THE RECORDS:
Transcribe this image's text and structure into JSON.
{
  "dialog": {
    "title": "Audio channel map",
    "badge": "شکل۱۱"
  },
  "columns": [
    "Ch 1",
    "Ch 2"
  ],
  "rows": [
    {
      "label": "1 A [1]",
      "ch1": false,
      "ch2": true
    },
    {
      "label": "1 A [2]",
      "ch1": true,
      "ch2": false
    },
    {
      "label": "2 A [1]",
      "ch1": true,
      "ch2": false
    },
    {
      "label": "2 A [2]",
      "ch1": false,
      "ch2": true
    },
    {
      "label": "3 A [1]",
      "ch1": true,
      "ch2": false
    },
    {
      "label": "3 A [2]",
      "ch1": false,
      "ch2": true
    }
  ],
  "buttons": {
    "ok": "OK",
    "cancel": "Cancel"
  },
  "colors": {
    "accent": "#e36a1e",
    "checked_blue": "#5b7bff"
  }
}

DIRECTIONS: Give an exact repetition of all the material.

EXERCISE ANSWER:
Transcribe this image's text and structure into JSON.
{
  "dialog": {
    "title": "Audio channel map",
    "badge": "شکل۱۱"
  },
  "columns": [
    "Ch 1",
    "Ch 2"
  ],
  "rows": [
    {
      "label": "1 A [1]",
      "ch1": false,
      "ch2": true
    },
    {
      "label": "1 A [2]",
      "ch1": true,
      "ch2": false
    },
    {
      "label": "2 A [1]",
      "ch1": true,
      "ch2": false
    },
    {
      "label": "2 A [2]",
      "ch1": false,
      "ch2": true
    },
    {
      "label": "3 A [1]",
      "ch1": true,
      "ch2": false
    },
    {
      "label": "3 A [2]",
      "ch1": false,
      "ch2": true
    }
  ],
  "buttons": {
    "ok": "OK",
    "cancel": "Cancel"
  },
  "colors": {
    "accent": "#e36a1e",
    "checked_blue": "#5b7bff"
  }
}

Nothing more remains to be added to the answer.